Task objective:
Each line containing the word "DATADIK" should be found and copied.

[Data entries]
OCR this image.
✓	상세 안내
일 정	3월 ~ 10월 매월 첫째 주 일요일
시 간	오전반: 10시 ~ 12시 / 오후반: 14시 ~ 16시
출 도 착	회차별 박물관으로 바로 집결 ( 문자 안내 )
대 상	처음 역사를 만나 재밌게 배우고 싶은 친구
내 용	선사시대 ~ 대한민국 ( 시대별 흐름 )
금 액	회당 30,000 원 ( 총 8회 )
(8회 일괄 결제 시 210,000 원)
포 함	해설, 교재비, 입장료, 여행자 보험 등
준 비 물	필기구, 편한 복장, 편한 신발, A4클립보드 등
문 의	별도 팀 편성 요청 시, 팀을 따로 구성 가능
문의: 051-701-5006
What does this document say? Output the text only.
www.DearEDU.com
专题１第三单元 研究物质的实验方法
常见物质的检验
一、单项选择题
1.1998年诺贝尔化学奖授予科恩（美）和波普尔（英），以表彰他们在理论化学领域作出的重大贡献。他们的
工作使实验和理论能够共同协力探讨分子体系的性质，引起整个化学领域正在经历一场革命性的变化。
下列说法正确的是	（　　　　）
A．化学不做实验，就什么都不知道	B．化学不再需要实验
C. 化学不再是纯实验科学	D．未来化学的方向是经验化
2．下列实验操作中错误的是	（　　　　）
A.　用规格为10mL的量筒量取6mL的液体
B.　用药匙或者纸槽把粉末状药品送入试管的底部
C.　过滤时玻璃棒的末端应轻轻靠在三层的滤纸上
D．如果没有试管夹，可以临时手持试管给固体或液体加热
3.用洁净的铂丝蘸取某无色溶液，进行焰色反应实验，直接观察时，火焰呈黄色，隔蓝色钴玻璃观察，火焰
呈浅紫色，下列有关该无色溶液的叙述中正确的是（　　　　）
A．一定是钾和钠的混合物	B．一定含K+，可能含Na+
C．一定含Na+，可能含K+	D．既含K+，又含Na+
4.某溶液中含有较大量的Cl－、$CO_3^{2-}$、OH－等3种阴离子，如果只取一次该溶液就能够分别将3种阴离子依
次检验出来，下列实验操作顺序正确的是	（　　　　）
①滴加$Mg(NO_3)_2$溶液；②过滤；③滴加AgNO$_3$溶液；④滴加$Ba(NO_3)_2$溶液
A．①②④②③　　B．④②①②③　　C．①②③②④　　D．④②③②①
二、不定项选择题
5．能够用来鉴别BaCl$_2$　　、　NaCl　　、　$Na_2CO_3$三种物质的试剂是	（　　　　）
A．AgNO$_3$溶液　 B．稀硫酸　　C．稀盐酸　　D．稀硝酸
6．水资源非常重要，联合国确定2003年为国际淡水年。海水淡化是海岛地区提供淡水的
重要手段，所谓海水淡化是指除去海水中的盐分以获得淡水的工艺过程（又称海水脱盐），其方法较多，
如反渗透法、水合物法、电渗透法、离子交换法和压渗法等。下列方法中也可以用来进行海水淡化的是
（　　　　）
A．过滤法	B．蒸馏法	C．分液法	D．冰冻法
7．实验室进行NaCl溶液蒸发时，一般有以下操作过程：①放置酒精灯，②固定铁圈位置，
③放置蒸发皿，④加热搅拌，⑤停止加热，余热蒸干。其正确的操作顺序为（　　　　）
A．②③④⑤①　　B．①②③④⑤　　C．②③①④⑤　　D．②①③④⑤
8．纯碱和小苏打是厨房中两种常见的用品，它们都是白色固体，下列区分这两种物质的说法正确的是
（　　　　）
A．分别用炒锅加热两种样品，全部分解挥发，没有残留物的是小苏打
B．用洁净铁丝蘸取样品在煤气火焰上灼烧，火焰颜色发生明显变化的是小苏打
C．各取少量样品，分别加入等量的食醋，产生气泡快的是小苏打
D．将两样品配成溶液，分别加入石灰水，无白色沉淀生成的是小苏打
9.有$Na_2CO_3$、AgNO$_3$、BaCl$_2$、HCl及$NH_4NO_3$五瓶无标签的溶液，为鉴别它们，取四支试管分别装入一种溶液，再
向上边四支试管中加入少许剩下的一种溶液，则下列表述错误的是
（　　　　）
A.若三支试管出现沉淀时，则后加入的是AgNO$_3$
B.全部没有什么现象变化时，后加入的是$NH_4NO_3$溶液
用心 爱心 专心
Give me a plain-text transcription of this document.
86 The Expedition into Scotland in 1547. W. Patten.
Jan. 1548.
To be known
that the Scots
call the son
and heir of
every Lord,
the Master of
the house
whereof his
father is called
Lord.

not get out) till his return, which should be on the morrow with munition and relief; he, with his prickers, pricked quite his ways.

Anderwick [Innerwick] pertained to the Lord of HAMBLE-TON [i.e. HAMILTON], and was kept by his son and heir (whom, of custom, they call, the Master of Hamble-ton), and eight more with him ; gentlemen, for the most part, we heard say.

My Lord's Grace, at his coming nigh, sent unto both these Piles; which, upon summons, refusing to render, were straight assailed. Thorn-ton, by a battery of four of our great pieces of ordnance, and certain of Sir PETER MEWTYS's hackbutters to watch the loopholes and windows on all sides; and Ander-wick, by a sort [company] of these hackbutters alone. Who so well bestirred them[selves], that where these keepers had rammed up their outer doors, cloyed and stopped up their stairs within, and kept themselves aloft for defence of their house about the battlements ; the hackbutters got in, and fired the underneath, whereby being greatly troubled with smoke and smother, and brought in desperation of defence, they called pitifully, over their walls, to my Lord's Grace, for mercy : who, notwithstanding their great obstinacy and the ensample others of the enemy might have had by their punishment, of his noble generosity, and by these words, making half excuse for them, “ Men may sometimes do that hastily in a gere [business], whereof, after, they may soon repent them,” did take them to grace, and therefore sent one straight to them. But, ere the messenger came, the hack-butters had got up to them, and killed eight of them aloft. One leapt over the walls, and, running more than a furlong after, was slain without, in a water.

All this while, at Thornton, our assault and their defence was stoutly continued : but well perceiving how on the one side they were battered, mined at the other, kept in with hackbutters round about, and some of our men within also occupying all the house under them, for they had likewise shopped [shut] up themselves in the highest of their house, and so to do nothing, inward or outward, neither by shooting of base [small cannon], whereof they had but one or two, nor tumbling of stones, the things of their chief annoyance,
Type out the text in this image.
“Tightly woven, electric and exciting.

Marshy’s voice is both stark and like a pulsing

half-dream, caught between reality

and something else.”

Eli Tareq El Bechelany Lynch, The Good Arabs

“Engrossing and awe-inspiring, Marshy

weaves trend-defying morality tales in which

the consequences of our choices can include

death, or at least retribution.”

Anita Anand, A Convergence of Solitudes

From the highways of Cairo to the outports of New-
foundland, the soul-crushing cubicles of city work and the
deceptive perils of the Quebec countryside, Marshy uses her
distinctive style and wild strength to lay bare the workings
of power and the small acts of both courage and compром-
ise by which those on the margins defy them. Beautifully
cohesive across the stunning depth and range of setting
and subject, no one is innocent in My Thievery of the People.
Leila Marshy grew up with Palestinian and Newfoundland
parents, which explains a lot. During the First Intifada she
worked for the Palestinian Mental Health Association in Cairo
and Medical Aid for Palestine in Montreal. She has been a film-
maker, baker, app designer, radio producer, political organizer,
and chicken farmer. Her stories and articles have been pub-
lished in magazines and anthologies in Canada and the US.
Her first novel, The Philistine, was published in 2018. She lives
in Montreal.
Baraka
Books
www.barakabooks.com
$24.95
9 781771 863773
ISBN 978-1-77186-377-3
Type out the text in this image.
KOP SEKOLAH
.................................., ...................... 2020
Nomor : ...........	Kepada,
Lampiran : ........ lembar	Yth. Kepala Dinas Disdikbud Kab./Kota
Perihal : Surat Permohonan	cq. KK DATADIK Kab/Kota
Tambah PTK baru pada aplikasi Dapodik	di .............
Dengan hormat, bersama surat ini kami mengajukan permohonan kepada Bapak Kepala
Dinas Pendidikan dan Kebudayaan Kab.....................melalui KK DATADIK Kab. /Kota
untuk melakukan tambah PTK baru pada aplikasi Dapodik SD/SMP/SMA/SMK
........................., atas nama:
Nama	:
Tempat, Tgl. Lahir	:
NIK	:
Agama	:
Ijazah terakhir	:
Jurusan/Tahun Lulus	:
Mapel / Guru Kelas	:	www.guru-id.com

Response to the task:
Perihal : Surat Permohonan	cq. KK DATADIK Kab/Kota
Dinas Pendidikan dan Kebudayaan Kab.....................melalui KK DATADIK Kab. /Kota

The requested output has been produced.